» Written problem: Say how many lines hold the string "text"; please write nothing but the number.

[START Task inputs]

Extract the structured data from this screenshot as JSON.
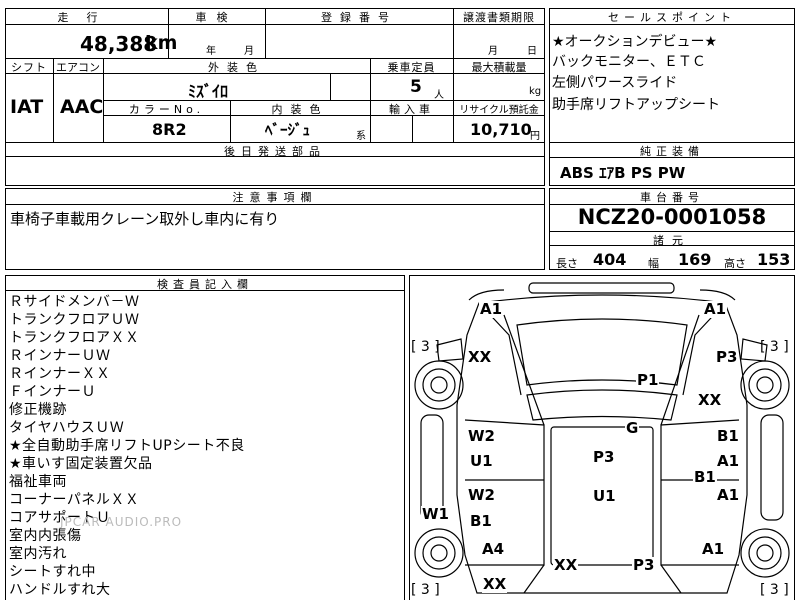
{
  "top": {
    "mileage_label": "走行",
    "mileage_value": "48,388",
    "mileage_unit": "km",
    "inspection_label": "車検",
    "inspection_year": "年",
    "inspection_month": "月",
    "registration_label": "登録番号",
    "transfer_label": "譲渡書類期限",
    "transfer_month": "月",
    "transfer_day": "日"
  },
  "row2": {
    "shift_label": "シフト",
    "aircon_label": "エアコン",
    "exterior_label": "外装色",
    "capacity_label": "乗車定員",
    "maxload_label": "最大積載量",
    "shift_value": "IAT",
    "aircon_value": "AAC",
    "exterior_value": "ﾐｽﾞｲﾛ",
    "capacity_value": "5",
    "capacity_unit": "人",
    "maxload_unit": "kg",
    "color_no_label": "カラーNo.",
    "interior_label": "内装色",
    "import_label": "輸入車",
    "recycle_label": "リサイクル預託金",
    "color_no_value": "8R2",
    "interior_value": "ﾍﾞｰｼﾞｭ",
    "interior_suffix": "系",
    "recycle_value": "10,710",
    "recycle_unit": "円",
    "parts_label": "後日発送部品"
  },
  "sales_points": {
    "label": "セールスポイント",
    "items": [
      "★オークションデビュー★",
      "バックモニター、ＥＴＣ",
      "左側パワースライド",
      "助手席リフトアップシート"
    ]
  },
  "equipment": {
    "label": "純正装備",
    "value": "ABS ｴｱB PS PW"
  },
  "caution": {
    "label": "注意事項欄",
    "value": "車椅子車載用クレーン取外し車内に有り"
  },
  "chassis": {
    "label": "車台番号",
    "value": "NCZ20-0001058",
    "spec_label": "諸元",
    "length_label": "長さ",
    "length_value": "404",
    "width_label": "幅",
    "width_value": "169",
    "height_label": "高さ",
    "height_value": "153"
  },
  "inspector": {
    "label": "検査員記入欄",
    "lines": [
      "Ｒサイドメンバ－Ｗ",
      "トランクフロアＵＷ",
      "トランクフロアＸＸ",
      "ＲインナーＵＷ",
      "ＲインナーＸＸ",
      "ＦインナーＵ",
      "修正機跡",
      "タイヤハウスＵＷ",
      "★全自動助手席リフトUPシート不良",
      "★車いす固定装置欠品",
      "福祉車両",
      "コーナーパネルＸＸ",
      "コアサポートＵ",
      "室内内張傷",
      "室内汚れ",
      "シートすれ中",
      "ハンドルすれ大"
    ]
  },
  "diagram": {
    "tire_left_top": "[ 3 ]",
    "tire_right_top": "[ 3 ]",
    "tire_left_bottom": "[ 3 ]",
    "tire_right_bottom": "[ 3 ]",
    "marks": [
      "A1",
      "A1",
      "XX",
      "P3",
      "P1",
      "XX",
      "G",
      "W2",
      "B1",
      "U1",
      "P3",
      "A1",
      "B1",
      "W2",
      "U1",
      "A1",
      "W1",
      "B1",
      "A4",
      "A1",
      "XX",
      "P3",
      "XX"
    ]
  },
  "watermark": "JPCAR AUDIO.PRO"
}
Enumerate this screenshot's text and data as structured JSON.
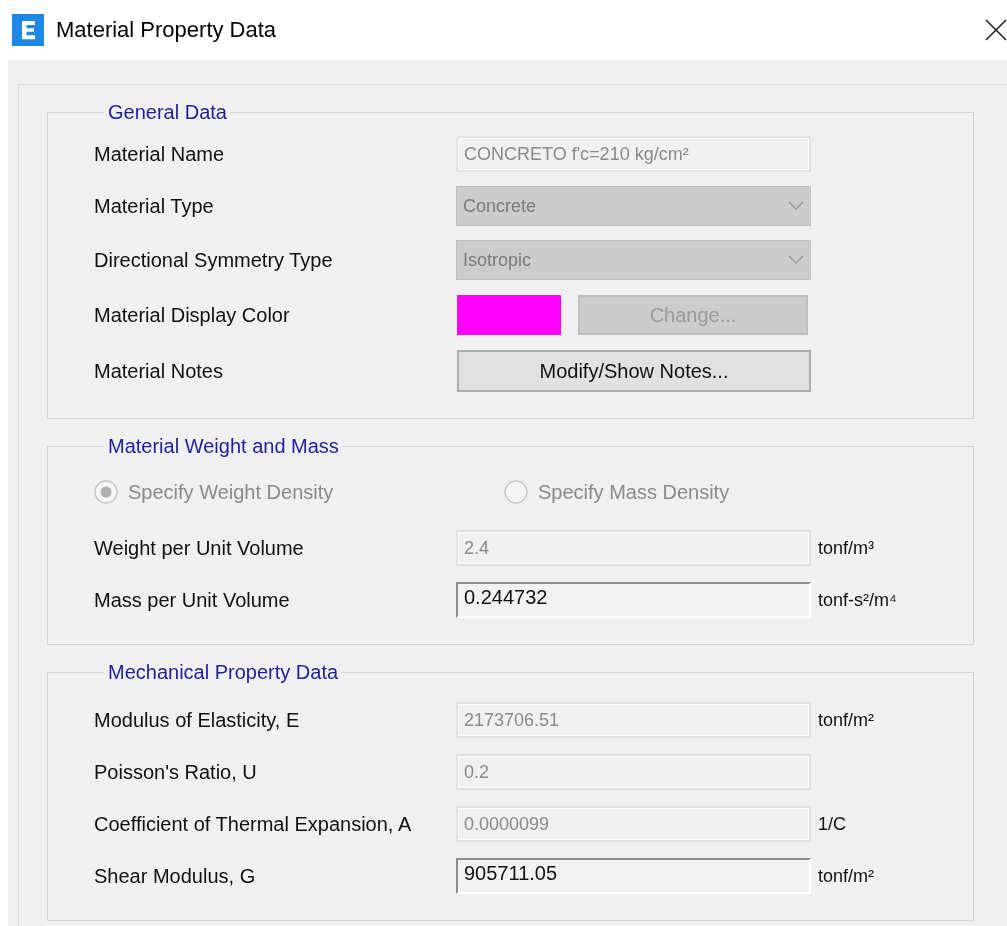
{
  "window": {
    "title": "Material Property Data"
  },
  "general": {
    "title": "General Data",
    "rows": [
      {
        "label": "Material Name",
        "kind": "text",
        "value": "CONCRETO f'c=210 kg/cm²",
        "disabled": true
      },
      {
        "label": "Material Type",
        "kind": "dropdown",
        "value": "Concrete",
        "disabled": true
      },
      {
        "label": "Directional Symmetry Type",
        "kind": "dropdown",
        "value": "Isotropic",
        "disabled": true
      },
      {
        "label": "Material Display Color",
        "kind": "color",
        "color": "#ff00ff",
        "button": "Change...",
        "disabled": true
      },
      {
        "label": "Material Notes",
        "kind": "button",
        "button": "Modify/Show Notes...",
        "disabled": false
      }
    ]
  },
  "weight": {
    "title": "Material Weight and Mass",
    "radios": [
      {
        "label": "Specify Weight Density",
        "selected": true,
        "disabled": true
      },
      {
        "label": "Specify Mass Density",
        "selected": false,
        "disabled": true
      }
    ],
    "fields": [
      {
        "label": "Weight per Unit Volume",
        "value": "2.4",
        "unit": "tonf/m³",
        "disabled": true
      },
      {
        "label": "Mass per Unit Volume",
        "value": "0.244732",
        "unit": "tonf-s²/m⁴",
        "disabled": false
      }
    ]
  },
  "mechanical": {
    "title": "Mechanical Property Data",
    "fields": [
      {
        "label": "Modulus of Elasticity,  E",
        "value": "2173706.51",
        "unit": "tonf/m²",
        "disabled": true
      },
      {
        "label": "Poisson's Ratio,  U",
        "value": "0.2",
        "disabled": true
      },
      {
        "label": "Coefficient of Thermal Expansion,  A",
        "value": "0.0000099",
        "unit": "1/C",
        "disabled": true
      },
      {
        "label": "Shear Modulus,  G",
        "value": "905711.05",
        "unit": "tonf/m²",
        "disabled": false
      }
    ]
  }
}
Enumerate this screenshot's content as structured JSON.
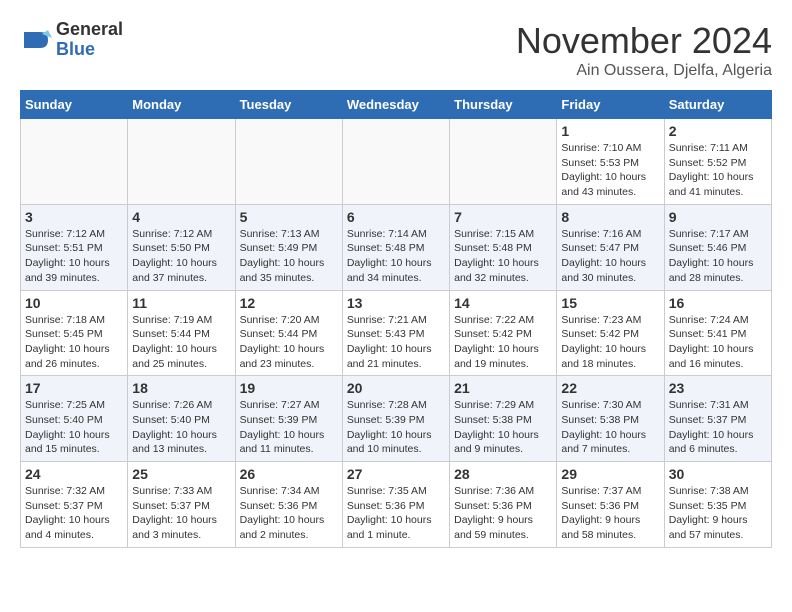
{
  "logo": {
    "general": "General",
    "blue": "Blue"
  },
  "header": {
    "month": "November 2024",
    "location": "Ain Oussera, Djelfa, Algeria"
  },
  "weekdays": [
    "Sunday",
    "Monday",
    "Tuesday",
    "Wednesday",
    "Thursday",
    "Friday",
    "Saturday"
  ],
  "weeks": [
    {
      "days": [
        {
          "num": "",
          "info": ""
        },
        {
          "num": "",
          "info": ""
        },
        {
          "num": "",
          "info": ""
        },
        {
          "num": "",
          "info": ""
        },
        {
          "num": "",
          "info": ""
        },
        {
          "num": "1",
          "info": "Sunrise: 7:10 AM\nSunset: 5:53 PM\nDaylight: 10 hours and 43 minutes."
        },
        {
          "num": "2",
          "info": "Sunrise: 7:11 AM\nSunset: 5:52 PM\nDaylight: 10 hours and 41 minutes."
        }
      ]
    },
    {
      "days": [
        {
          "num": "3",
          "info": "Sunrise: 7:12 AM\nSunset: 5:51 PM\nDaylight: 10 hours and 39 minutes."
        },
        {
          "num": "4",
          "info": "Sunrise: 7:12 AM\nSunset: 5:50 PM\nDaylight: 10 hours and 37 minutes."
        },
        {
          "num": "5",
          "info": "Sunrise: 7:13 AM\nSunset: 5:49 PM\nDaylight: 10 hours and 35 minutes."
        },
        {
          "num": "6",
          "info": "Sunrise: 7:14 AM\nSunset: 5:48 PM\nDaylight: 10 hours and 34 minutes."
        },
        {
          "num": "7",
          "info": "Sunrise: 7:15 AM\nSunset: 5:48 PM\nDaylight: 10 hours and 32 minutes."
        },
        {
          "num": "8",
          "info": "Sunrise: 7:16 AM\nSunset: 5:47 PM\nDaylight: 10 hours and 30 minutes."
        },
        {
          "num": "9",
          "info": "Sunrise: 7:17 AM\nSunset: 5:46 PM\nDaylight: 10 hours and 28 minutes."
        }
      ]
    },
    {
      "days": [
        {
          "num": "10",
          "info": "Sunrise: 7:18 AM\nSunset: 5:45 PM\nDaylight: 10 hours and 26 minutes."
        },
        {
          "num": "11",
          "info": "Sunrise: 7:19 AM\nSunset: 5:44 PM\nDaylight: 10 hours and 25 minutes."
        },
        {
          "num": "12",
          "info": "Sunrise: 7:20 AM\nSunset: 5:44 PM\nDaylight: 10 hours and 23 minutes."
        },
        {
          "num": "13",
          "info": "Sunrise: 7:21 AM\nSunset: 5:43 PM\nDaylight: 10 hours and 21 minutes."
        },
        {
          "num": "14",
          "info": "Sunrise: 7:22 AM\nSunset: 5:42 PM\nDaylight: 10 hours and 19 minutes."
        },
        {
          "num": "15",
          "info": "Sunrise: 7:23 AM\nSunset: 5:42 PM\nDaylight: 10 hours and 18 minutes."
        },
        {
          "num": "16",
          "info": "Sunrise: 7:24 AM\nSunset: 5:41 PM\nDaylight: 10 hours and 16 minutes."
        }
      ]
    },
    {
      "days": [
        {
          "num": "17",
          "info": "Sunrise: 7:25 AM\nSunset: 5:40 PM\nDaylight: 10 hours and 15 minutes."
        },
        {
          "num": "18",
          "info": "Sunrise: 7:26 AM\nSunset: 5:40 PM\nDaylight: 10 hours and 13 minutes."
        },
        {
          "num": "19",
          "info": "Sunrise: 7:27 AM\nSunset: 5:39 PM\nDaylight: 10 hours and 11 minutes."
        },
        {
          "num": "20",
          "info": "Sunrise: 7:28 AM\nSunset: 5:39 PM\nDaylight: 10 hours and 10 minutes."
        },
        {
          "num": "21",
          "info": "Sunrise: 7:29 AM\nSunset: 5:38 PM\nDaylight: 10 hours and 9 minutes."
        },
        {
          "num": "22",
          "info": "Sunrise: 7:30 AM\nSunset: 5:38 PM\nDaylight: 10 hours and 7 minutes."
        },
        {
          "num": "23",
          "info": "Sunrise: 7:31 AM\nSunset: 5:37 PM\nDaylight: 10 hours and 6 minutes."
        }
      ]
    },
    {
      "days": [
        {
          "num": "24",
          "info": "Sunrise: 7:32 AM\nSunset: 5:37 PM\nDaylight: 10 hours and 4 minutes."
        },
        {
          "num": "25",
          "info": "Sunrise: 7:33 AM\nSunset: 5:37 PM\nDaylight: 10 hours and 3 minutes."
        },
        {
          "num": "26",
          "info": "Sunrise: 7:34 AM\nSunset: 5:36 PM\nDaylight: 10 hours and 2 minutes."
        },
        {
          "num": "27",
          "info": "Sunrise: 7:35 AM\nSunset: 5:36 PM\nDaylight: 10 hours and 1 minute."
        },
        {
          "num": "28",
          "info": "Sunrise: 7:36 AM\nSunset: 5:36 PM\nDaylight: 9 hours and 59 minutes."
        },
        {
          "num": "29",
          "info": "Sunrise: 7:37 AM\nSunset: 5:36 PM\nDaylight: 9 hours and 58 minutes."
        },
        {
          "num": "30",
          "info": "Sunrise: 7:38 AM\nSunset: 5:35 PM\nDaylight: 9 hours and 57 minutes."
        }
      ]
    }
  ]
}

[END Task inputs]

» Answer to the task: 2